[start of RECORDED INFORMATION]

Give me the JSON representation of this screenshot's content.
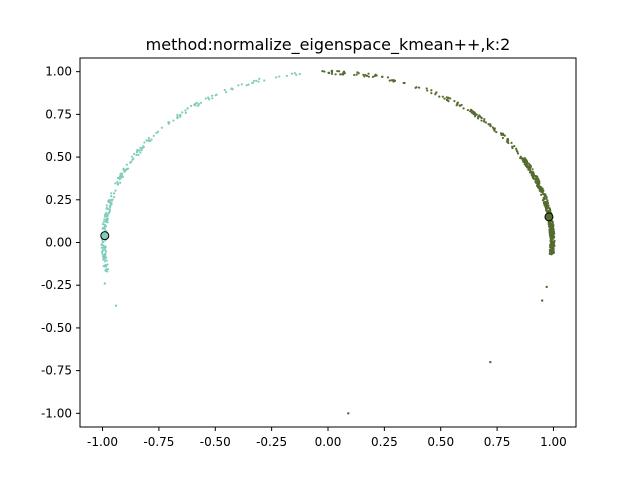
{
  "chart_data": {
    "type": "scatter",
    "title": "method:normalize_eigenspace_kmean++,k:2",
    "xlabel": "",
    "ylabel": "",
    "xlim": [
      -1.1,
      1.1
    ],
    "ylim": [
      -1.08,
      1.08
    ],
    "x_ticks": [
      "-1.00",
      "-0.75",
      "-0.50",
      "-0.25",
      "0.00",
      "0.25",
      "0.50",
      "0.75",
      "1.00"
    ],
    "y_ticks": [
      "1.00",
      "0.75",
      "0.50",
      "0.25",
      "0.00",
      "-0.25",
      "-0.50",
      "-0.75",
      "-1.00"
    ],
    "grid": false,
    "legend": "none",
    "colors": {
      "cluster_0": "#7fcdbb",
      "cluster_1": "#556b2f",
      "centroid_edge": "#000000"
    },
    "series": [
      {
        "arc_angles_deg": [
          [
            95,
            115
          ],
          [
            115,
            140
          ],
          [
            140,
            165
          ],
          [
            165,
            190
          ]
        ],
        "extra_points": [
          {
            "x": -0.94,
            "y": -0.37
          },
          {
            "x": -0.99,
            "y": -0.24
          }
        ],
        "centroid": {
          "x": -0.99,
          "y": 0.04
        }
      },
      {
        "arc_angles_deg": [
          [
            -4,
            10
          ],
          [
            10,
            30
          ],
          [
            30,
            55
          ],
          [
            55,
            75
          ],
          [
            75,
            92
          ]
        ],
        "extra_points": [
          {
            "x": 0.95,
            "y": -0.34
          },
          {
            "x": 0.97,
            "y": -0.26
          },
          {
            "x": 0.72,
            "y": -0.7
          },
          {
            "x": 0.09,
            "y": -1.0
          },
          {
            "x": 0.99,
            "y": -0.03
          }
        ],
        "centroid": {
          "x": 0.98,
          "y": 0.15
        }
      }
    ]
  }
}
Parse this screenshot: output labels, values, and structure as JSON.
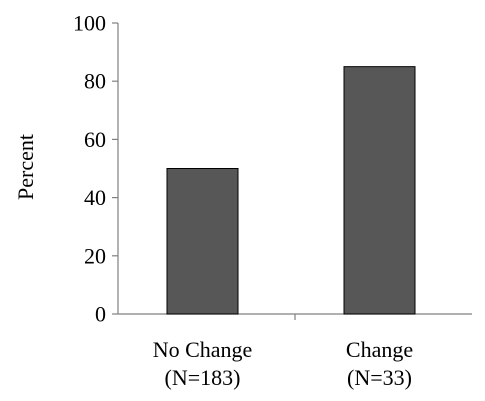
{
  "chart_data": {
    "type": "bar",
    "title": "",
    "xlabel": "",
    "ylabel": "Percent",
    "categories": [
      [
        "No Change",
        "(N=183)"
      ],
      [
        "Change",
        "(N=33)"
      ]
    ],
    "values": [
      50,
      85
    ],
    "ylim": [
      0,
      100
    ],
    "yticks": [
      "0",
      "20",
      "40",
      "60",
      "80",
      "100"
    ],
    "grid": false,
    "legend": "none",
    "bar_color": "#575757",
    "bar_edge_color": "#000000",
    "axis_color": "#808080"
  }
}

[end of RECORDED INFORMATION]

| AIM |
Can you retype every record above exactly, leaving out the pictures?

| CORRECT ANSWER |
Give me the JSON representation of this screenshot's content.
{
  "chart_data": {
    "type": "scatter",
    "title": "method:normalize_eigenspace_kmean++,k:2",
    "xlabel": "",
    "ylabel": "",
    "xlim": [
      -1.1,
      1.1
    ],
    "ylim": [
      -1.08,
      1.08
    ],
    "x_ticks": [
      "-1.00",
      "-0.75",
      "-0.50",
      "-0.25",
      "0.00",
      "0.25",
      "0.50",
      "0.75",
      "1.00"
    ],
    "y_ticks": [
      "1.00",
      "0.75",
      "0.50",
      "0.25",
      "0.00",
      "-0.25",
      "-0.50",
      "-0.75",
      "-1.00"
    ],
    "grid": false,
    "legend": "none",
    "colors": {
      "cluster_0": "#7fcdbb",
      "cluster_1": "#556b2f",
      "centroid_edge": "#000000"
    },
    "series": [
      {
        "arc_angles_deg": [
          [
            95,
            115
          ],
          [
            115,
            140
          ],
          [
            140,
            165
          ],
          [
            165,
            190
          ]
        ],
        "extra_points": [
          {
            "x": -0.94,
            "y": -0.37
          },
          {
            "x": -0.99,
            "y": -0.24
          }
        ],
        "centroid": {
          "x": -0.99,
          "y": 0.04
        }
      },
      {
        "arc_angles_deg": [
          [
            -4,
            10
          ],
          [
            10,
            30
          ],
          [
            30,
            55
          ],
          [
            55,
            75
          ],
          [
            75,
            92
          ]
        ],
        "extra_points": [
          {
            "x": 0.95,
            "y": -0.34
          },
          {
            "x": 0.97,
            "y": -0.26
          },
          {
            "x": 0.72,
            "y": -0.7
          },
          {
            "x": 0.09,
            "y": -1.0
          },
          {
            "x": 0.99,
            "y": -0.03
          }
        ],
        "centroid": {
          "x": 0.98,
          "y": 0.15
        }
      }
    ]
  }
}
Parse this screenshot: output labels, values, and structure as JSON.
{
  "chart_data": {
    "type": "bar",
    "title": "",
    "xlabel": "",
    "ylabel": "Percent",
    "categories": [
      [
        "No Change",
        "(N=183)"
      ],
      [
        "Change",
        "(N=33)"
      ]
    ],
    "values": [
      50,
      85
    ],
    "ylim": [
      0,
      100
    ],
    "yticks": [
      "0",
      "20",
      "40",
      "60",
      "80",
      "100"
    ],
    "grid": false,
    "legend": "none",
    "bar_color": "#575757",
    "bar_edge_color": "#000000",
    "axis_color": "#808080"
  }
}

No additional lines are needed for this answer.